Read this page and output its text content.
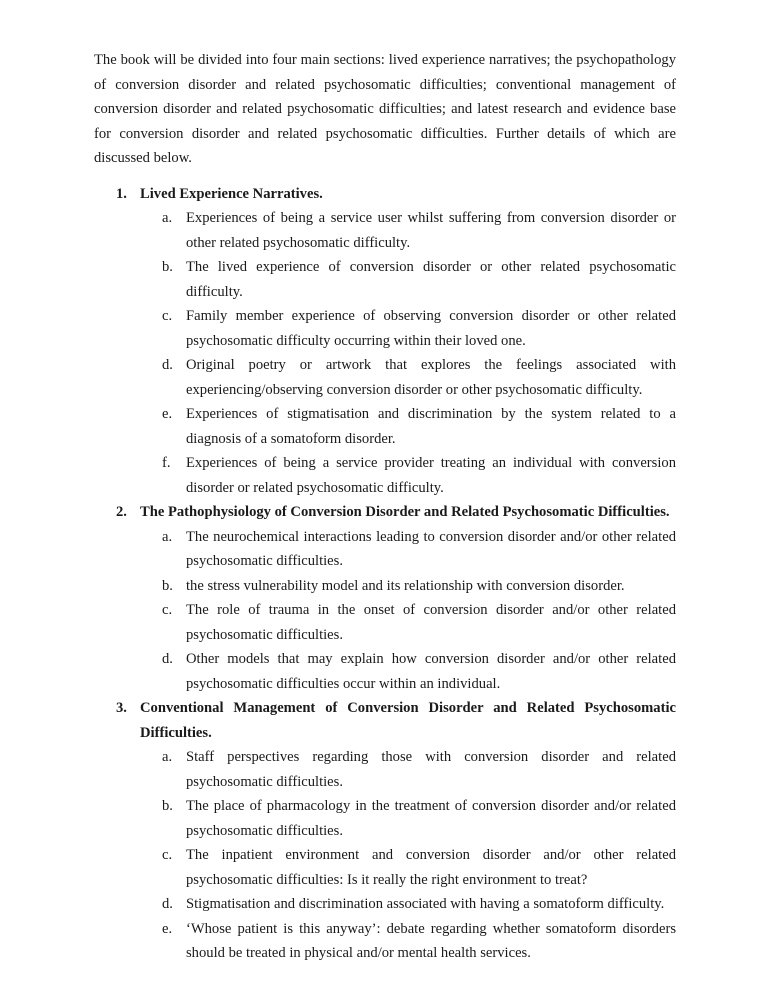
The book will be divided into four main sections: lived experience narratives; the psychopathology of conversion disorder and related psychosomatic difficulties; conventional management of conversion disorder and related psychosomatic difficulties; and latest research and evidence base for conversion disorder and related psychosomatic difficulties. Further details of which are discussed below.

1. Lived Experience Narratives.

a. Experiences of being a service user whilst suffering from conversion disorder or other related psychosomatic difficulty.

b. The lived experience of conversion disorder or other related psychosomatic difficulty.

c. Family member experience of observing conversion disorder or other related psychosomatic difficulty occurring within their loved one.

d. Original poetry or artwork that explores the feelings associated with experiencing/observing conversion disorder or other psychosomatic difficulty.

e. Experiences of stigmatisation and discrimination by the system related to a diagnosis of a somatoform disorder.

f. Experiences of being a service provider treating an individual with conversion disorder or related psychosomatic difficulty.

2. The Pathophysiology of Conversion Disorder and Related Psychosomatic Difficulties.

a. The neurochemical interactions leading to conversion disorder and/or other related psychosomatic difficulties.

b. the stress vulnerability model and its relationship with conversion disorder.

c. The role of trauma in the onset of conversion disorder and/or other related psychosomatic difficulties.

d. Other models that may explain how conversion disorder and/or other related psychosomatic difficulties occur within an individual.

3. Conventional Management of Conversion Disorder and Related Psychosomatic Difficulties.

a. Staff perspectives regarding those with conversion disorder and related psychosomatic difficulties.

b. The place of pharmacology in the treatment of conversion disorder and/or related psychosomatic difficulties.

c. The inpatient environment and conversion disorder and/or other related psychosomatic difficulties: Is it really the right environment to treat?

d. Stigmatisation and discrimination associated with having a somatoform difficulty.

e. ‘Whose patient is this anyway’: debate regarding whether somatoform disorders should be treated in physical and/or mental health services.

*****

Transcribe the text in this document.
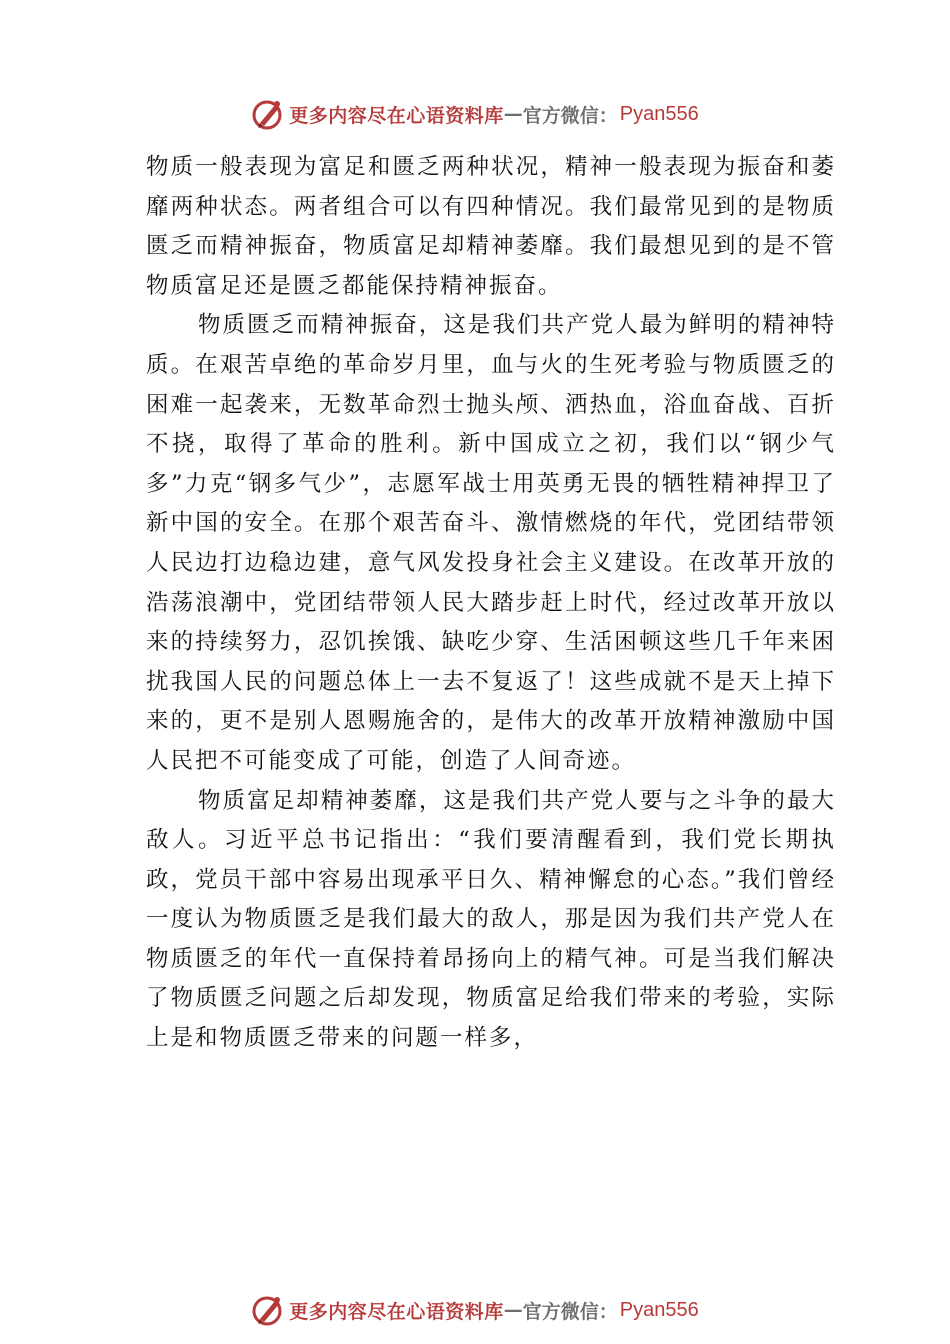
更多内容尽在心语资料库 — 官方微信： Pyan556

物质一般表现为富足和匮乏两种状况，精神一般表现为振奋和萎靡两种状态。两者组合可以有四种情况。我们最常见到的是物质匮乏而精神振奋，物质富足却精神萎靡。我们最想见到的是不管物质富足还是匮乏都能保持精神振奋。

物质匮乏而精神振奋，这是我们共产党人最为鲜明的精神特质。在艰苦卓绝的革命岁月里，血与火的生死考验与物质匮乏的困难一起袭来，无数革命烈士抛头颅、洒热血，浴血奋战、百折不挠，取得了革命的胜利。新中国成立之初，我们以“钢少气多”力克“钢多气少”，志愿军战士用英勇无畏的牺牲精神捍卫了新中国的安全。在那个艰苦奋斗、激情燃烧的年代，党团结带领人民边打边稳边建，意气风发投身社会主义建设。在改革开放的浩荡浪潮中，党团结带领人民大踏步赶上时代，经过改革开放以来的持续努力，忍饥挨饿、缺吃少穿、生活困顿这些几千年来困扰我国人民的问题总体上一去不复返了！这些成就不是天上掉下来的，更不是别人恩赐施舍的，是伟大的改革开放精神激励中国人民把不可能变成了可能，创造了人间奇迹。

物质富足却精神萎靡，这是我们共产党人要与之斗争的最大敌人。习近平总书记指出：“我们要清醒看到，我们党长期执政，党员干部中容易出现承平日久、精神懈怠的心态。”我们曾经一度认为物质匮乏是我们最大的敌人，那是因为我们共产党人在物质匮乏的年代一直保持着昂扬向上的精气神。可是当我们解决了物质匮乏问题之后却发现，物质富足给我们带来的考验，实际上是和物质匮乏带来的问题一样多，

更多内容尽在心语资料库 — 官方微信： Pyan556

*****

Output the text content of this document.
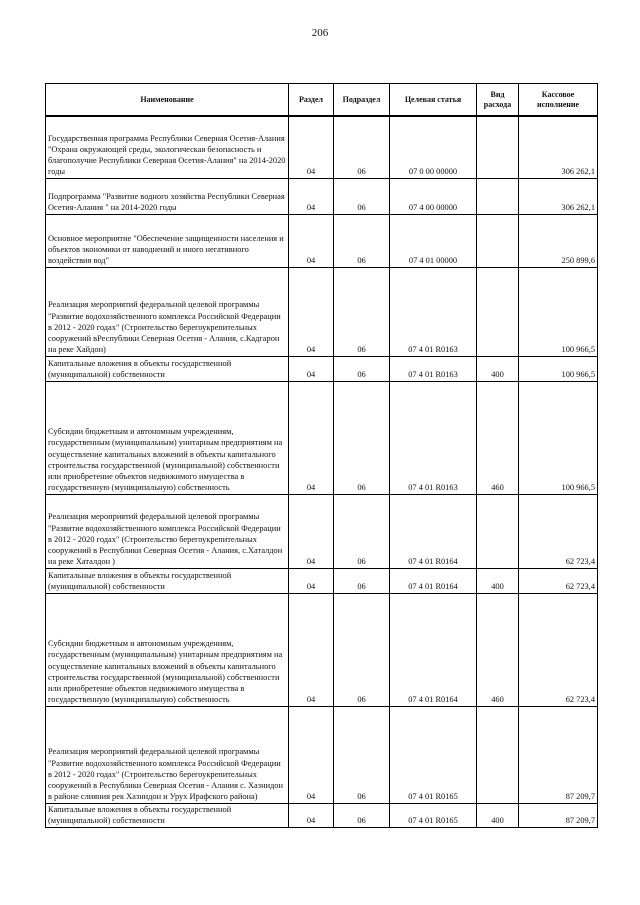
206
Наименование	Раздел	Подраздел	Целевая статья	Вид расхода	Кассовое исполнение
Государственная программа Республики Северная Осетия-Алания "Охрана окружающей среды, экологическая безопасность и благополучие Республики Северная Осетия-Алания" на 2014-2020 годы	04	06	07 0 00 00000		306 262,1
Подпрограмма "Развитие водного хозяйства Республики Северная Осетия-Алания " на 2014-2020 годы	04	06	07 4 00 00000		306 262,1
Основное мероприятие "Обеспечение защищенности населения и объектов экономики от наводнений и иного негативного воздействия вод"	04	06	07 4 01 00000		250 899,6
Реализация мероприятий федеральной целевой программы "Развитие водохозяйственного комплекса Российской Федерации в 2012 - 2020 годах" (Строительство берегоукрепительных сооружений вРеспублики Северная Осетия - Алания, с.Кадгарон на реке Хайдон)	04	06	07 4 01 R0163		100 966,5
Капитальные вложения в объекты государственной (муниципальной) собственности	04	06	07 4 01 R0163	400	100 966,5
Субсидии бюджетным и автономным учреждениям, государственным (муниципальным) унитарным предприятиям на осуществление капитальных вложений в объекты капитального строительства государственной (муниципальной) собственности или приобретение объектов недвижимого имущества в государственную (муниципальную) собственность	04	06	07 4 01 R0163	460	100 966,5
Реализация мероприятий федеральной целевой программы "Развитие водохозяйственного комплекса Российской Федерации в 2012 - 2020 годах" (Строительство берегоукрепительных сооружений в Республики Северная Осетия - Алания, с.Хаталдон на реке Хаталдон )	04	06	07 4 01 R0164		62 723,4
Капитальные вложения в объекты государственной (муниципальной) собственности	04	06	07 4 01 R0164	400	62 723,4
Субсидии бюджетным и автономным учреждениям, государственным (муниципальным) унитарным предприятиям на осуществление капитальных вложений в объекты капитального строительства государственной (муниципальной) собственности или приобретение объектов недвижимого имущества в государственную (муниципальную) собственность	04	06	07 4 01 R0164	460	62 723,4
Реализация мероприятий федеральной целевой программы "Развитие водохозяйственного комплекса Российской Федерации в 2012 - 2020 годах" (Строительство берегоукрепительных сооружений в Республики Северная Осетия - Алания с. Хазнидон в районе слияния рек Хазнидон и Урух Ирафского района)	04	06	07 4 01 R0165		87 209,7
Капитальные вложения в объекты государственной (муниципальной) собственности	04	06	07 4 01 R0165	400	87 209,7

*****

> Task directions
Lines from the records above that hold "реке" are the ones to list.

> Exercise solution
Реализация мероприятий федеральной целевой программы "Развитие водохозяйственного комплекса Российской Федерации в 2012 - 2020 годах" (Строительство берегоукрепительных сооружений вРеспублики Северная Осетия - Алания, с.Кадгарон на реке Хайдон)	04	06	07 4 01 R0163		100 966,5
Реализация мероприятий федеральной целевой программы "Развитие водохозяйственного комплекса Российской Федерации в 2012 - 2020 годах" (Строительство берегоукрепительных сооружений в Республики Северная Осетия - Алания, с.Хаталдон на реке Хаталдон )	04	06	07 4 01 R0164		62 723,4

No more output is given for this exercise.